Collected data:
>> Start

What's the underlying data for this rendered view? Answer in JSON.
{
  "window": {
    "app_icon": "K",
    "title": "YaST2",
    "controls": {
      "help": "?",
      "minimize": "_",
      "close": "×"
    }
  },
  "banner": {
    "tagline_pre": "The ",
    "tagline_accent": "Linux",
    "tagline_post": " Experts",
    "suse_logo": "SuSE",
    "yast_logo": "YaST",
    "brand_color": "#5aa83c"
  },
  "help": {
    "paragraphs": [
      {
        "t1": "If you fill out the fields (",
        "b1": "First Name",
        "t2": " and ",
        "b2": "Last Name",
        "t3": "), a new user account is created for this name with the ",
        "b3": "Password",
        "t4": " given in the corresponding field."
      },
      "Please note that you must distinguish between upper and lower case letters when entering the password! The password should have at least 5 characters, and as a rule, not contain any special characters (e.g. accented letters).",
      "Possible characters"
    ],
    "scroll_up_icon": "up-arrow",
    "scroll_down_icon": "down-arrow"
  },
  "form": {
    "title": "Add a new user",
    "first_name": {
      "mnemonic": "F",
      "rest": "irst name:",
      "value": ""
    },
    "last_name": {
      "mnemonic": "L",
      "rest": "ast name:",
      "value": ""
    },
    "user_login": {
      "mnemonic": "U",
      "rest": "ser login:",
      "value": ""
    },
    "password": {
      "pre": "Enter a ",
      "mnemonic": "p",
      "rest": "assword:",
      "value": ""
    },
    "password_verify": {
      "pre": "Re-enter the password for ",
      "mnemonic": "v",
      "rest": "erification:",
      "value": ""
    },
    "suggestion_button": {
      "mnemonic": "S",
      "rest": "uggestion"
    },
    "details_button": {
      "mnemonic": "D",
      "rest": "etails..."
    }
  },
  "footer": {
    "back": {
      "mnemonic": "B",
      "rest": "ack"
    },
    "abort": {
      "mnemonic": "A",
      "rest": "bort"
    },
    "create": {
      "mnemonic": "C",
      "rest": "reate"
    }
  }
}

>> End

* [WHAT YOU ARE ASKED TO DO] Take the data above and return it exactly.

* [TASK RESPONSE]
What's the underlying data for this rendered view? Answer in JSON.
{
  "window": {
    "app_icon": "K",
    "title": "YaST2",
    "controls": {
      "help": "?",
      "minimize": "_",
      "close": "×"
    }
  },
  "banner": {
    "tagline_pre": "The ",
    "tagline_accent": "Linux",
    "tagline_post": " Experts",
    "suse_logo": "SuSE",
    "yast_logo": "YaST",
    "brand_color": "#5aa83c"
  },
  "help": {
    "paragraphs": [
      {
        "t1": "If you fill out the fields (",
        "b1": "First Name",
        "t2": " and ",
        "b2": "Last Name",
        "t3": "), a new user account is created for this name with the ",
        "b3": "Password",
        "t4": " given in the corresponding field."
      },
      "Please note that you must distinguish between upper and lower case letters when entering the password! The password should have at least 5 characters, and as a rule, not contain any special characters (e.g. accented letters).",
      "Possible characters"
    ],
    "scroll_up_icon": "up-arrow",
    "scroll_down_icon": "down-arrow"
  },
  "form": {
    "title": "Add a new user",
    "first_name": {
      "mnemonic": "F",
      "rest": "irst name:",
      "value": ""
    },
    "last_name": {
      "mnemonic": "L",
      "rest": "ast name:",
      "value": ""
    },
    "user_login": {
      "mnemonic": "U",
      "rest": "ser login:",
      "value": ""
    },
    "password": {
      "pre": "Enter a ",
      "mnemonic": "p",
      "rest": "assword:",
      "value": ""
    },
    "password_verify": {
      "pre": "Re-enter the password for ",
      "mnemonic": "v",
      "rest": "erification:",
      "value": ""
    },
    "suggestion_button": {
      "mnemonic": "S",
      "rest": "uggestion"
    },
    "details_button": {
      "mnemonic": "D",
      "rest": "etails..."
    }
  },
  "footer": {
    "back": {
      "mnemonic": "B",
      "rest": "ack"
    },
    "abort": {
      "mnemonic": "A",
      "rest": "bort"
    },
    "create": {
      "mnemonic": "C",
      "rest": "reate"
    }
  }
}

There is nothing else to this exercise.